## What the task asks
Can you transcribe every one of the following records line for line, unchanged?

## Provided information
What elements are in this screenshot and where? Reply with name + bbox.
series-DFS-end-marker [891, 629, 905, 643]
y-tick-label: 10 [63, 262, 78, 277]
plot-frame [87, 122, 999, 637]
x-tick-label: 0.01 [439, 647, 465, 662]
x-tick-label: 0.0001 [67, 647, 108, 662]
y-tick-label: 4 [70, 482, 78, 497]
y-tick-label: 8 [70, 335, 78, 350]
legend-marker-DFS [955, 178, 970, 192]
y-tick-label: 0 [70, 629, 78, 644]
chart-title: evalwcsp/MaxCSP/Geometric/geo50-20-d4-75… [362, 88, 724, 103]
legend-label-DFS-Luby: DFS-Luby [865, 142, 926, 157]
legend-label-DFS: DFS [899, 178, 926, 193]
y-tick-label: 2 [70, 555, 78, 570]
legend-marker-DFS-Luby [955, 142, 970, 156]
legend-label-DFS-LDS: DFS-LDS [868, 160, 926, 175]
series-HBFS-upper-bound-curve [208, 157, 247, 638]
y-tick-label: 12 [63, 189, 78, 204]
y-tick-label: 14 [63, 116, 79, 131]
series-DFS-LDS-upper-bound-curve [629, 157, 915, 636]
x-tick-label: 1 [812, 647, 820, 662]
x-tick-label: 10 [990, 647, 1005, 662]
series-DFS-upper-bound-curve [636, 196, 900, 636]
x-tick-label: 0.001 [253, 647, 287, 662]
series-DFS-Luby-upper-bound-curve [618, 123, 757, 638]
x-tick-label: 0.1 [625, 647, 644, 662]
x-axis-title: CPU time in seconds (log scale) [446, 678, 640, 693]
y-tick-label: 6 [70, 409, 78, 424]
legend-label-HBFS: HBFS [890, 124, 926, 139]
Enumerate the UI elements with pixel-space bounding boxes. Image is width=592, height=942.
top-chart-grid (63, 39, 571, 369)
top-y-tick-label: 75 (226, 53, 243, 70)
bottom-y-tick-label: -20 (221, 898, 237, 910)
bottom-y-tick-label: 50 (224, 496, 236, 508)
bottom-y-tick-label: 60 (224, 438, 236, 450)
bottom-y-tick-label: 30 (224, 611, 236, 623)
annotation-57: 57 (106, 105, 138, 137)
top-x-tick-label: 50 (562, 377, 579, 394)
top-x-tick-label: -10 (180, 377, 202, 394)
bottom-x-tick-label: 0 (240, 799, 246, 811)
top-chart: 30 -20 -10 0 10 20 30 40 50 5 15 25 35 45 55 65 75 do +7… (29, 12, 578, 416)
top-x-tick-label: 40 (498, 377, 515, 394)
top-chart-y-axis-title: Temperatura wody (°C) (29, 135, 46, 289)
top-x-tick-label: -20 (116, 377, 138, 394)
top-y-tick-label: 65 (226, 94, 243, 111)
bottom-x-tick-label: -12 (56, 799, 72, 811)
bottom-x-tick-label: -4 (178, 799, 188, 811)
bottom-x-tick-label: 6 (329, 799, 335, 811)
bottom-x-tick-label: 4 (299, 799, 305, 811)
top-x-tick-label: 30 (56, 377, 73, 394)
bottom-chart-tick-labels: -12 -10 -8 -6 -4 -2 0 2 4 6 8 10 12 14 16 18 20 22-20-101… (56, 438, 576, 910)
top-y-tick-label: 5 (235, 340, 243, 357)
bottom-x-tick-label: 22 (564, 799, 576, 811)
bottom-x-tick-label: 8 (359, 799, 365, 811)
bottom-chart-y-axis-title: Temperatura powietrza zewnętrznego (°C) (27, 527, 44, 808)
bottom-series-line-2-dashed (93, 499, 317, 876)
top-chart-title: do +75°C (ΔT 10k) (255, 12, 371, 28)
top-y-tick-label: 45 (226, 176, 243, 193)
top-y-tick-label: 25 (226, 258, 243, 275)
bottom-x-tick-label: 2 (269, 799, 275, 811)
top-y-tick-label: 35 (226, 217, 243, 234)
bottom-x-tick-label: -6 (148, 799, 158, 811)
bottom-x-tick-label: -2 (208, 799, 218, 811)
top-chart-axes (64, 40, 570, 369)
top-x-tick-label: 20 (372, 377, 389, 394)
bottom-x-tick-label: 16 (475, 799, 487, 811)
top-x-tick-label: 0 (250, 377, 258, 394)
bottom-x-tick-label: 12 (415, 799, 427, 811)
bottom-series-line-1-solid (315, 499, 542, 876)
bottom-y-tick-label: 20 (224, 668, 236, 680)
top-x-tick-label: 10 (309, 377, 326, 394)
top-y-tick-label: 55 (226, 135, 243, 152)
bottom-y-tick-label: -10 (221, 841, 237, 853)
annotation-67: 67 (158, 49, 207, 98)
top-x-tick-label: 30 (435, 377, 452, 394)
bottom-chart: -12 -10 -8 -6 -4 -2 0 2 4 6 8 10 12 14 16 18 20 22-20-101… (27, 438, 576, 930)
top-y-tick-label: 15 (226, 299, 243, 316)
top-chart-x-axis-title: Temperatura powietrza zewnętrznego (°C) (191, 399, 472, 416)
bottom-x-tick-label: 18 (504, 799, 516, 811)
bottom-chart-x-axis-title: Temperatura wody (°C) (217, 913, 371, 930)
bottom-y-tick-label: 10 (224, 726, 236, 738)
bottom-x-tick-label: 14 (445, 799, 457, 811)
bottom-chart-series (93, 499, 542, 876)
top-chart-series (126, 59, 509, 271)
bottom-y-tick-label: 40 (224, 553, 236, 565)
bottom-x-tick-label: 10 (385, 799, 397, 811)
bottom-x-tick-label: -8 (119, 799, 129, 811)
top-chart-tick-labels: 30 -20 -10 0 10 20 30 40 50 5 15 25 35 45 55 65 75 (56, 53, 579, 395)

## Expected output
What elements are in this screenshot and where? Reply with name + bbox.
series-DFS-end-marker [891, 629, 905, 643]
y-tick-label: 10 [63, 262, 78, 277]
plot-frame [87, 122, 999, 637]
x-tick-label: 0.01 [439, 647, 465, 662]
x-tick-label: 0.0001 [67, 647, 108, 662]
y-tick-label: 4 [70, 482, 78, 497]
y-tick-label: 8 [70, 335, 78, 350]
legend-marker-DFS [955, 178, 970, 192]
y-tick-label: 0 [70, 629, 78, 644]
chart-title: evalwcsp/MaxCSP/Geometric/geo50-20-d4-75… [362, 88, 724, 103]
legend-label-DFS-Luby: DFS-Luby [865, 142, 926, 157]
legend-label-DFS: DFS [899, 178, 926, 193]
y-tick-label: 2 [70, 555, 78, 570]
legend-marker-DFS-Luby [955, 142, 970, 156]
legend-label-DFS-LDS: DFS-LDS [868, 160, 926, 175]
series-HBFS-upper-bound-curve [208, 157, 247, 638]
y-tick-label: 12 [63, 189, 78, 204]
y-tick-label: 14 [63, 116, 79, 131]
series-DFS-LDS-upper-bound-curve [629, 157, 915, 636]
x-tick-label: 1 [812, 647, 820, 662]
x-tick-label: 10 [990, 647, 1005, 662]
series-DFS-upper-bound-curve [636, 196, 900, 636]
x-tick-label: 0.001 [253, 647, 287, 662]
series-DFS-Luby-upper-bound-curve [618, 123, 757, 638]
x-tick-label: 0.1 [625, 647, 644, 662]
x-axis-title: CPU time in seconds (log scale) [446, 678, 640, 693]
y-tick-label: 6 [70, 409, 78, 424]
legend-label-HBFS: HBFS [890, 124, 926, 139]
Enumerate the UI elements with pixel-space bounding boxes. Image is width=592, height=942.
top-chart-grid (63, 39, 571, 369)
top-y-tick-label: 75 (226, 53, 243, 70)
bottom-y-tick-label: -20 (221, 898, 237, 910)
bottom-y-tick-label: 50 (224, 496, 236, 508)
bottom-y-tick-label: 60 (224, 438, 236, 450)
bottom-y-tick-label: 30 (224, 611, 236, 623)
annotation-57: 57 (106, 105, 138, 137)
top-x-tick-label: 50 (562, 377, 579, 394)
top-x-tick-label: -10 (180, 377, 202, 394)
bottom-x-tick-label: 0 (240, 799, 246, 811)
top-chart: 30 -20 -10 0 10 20 30 40 50 5 15 25 35 45 55 65 75 do +7… (29, 12, 578, 416)
top-x-tick-label: 40 (498, 377, 515, 394)
top-chart-y-axis-title: Temperatura wody (°C) (29, 135, 46, 289)
top-x-tick-label: -20 (116, 377, 138, 394)
top-y-tick-label: 65 (226, 94, 243, 111)
bottom-x-tick-label: -12 (56, 799, 72, 811)
bottom-x-tick-label: -4 (178, 799, 188, 811)
bottom-x-tick-label: 6 (329, 799, 335, 811)
bottom-x-tick-label: 4 (299, 799, 305, 811)
top-x-tick-label: 30 (56, 377, 73, 394)
bottom-chart-tick-labels: -12 -10 -8 -6 -4 -2 0 2 4 6 8 10 12 14 16 18 20 22-20-101… (56, 438, 576, 910)
top-y-tick-label: 5 (235, 340, 243, 357)
bottom-x-tick-label: 22 (564, 799, 576, 811)
bottom-x-tick-label: 8 (359, 799, 365, 811)
bottom-chart-y-axis-title: Temperatura powietrza zewnętrznego (°C) (27, 527, 44, 808)
bottom-series-line-2-dashed (93, 499, 317, 876)
top-chart-title: do +75°C (ΔT 10k) (255, 12, 371, 28)
top-y-tick-label: 45 (226, 176, 243, 193)
top-y-tick-label: 25 (226, 258, 243, 275)
bottom-x-tick-label: 2 (269, 799, 275, 811)
top-y-tick-label: 35 (226, 217, 243, 234)
bottom-x-tick-label: -6 (148, 799, 158, 811)
bottom-x-tick-label: -2 (208, 799, 218, 811)
top-chart-axes (64, 40, 570, 369)
top-x-tick-label: 20 (372, 377, 389, 394)
bottom-x-tick-label: 16 (475, 799, 487, 811)
top-x-tick-label: 0 (250, 377, 258, 394)
bottom-x-tick-label: 12 (415, 799, 427, 811)
bottom-series-line-1-solid (315, 499, 542, 876)
bottom-y-tick-label: 20 (224, 668, 236, 680)
top-x-tick-label: 10 (309, 377, 326, 394)
top-y-tick-label: 55 (226, 135, 243, 152)
bottom-y-tick-label: -10 (221, 841, 237, 853)
annotation-67: 67 (158, 49, 207, 98)
top-x-tick-label: 30 (435, 377, 452, 394)
bottom-chart: -12 -10 -8 -6 -4 -2 0 2 4 6 8 10 12 14 16 18 20 22-20-101… (27, 438, 576, 930)
top-y-tick-label: 15 (226, 299, 243, 316)
top-chart-x-axis-title: Temperatura powietrza zewnętrznego (°C) (191, 399, 472, 416)
bottom-x-tick-label: 18 (504, 799, 516, 811)
bottom-chart-x-axis-title: Temperatura wody (°C) (217, 913, 371, 930)
bottom-y-tick-label: 10 (224, 726, 236, 738)
bottom-x-tick-label: 14 (445, 799, 457, 811)
bottom-chart-series (93, 499, 542, 876)
top-chart-series (126, 59, 509, 271)
bottom-y-tick-label: 40 (224, 553, 236, 565)
bottom-x-tick-label: 10 (385, 799, 397, 811)
bottom-x-tick-label: -8 (119, 799, 129, 811)
top-chart-tick-labels: 30 -20 -10 0 10 20 30 40 50 5 15 25 35 45 55 65 75 (56, 53, 579, 395)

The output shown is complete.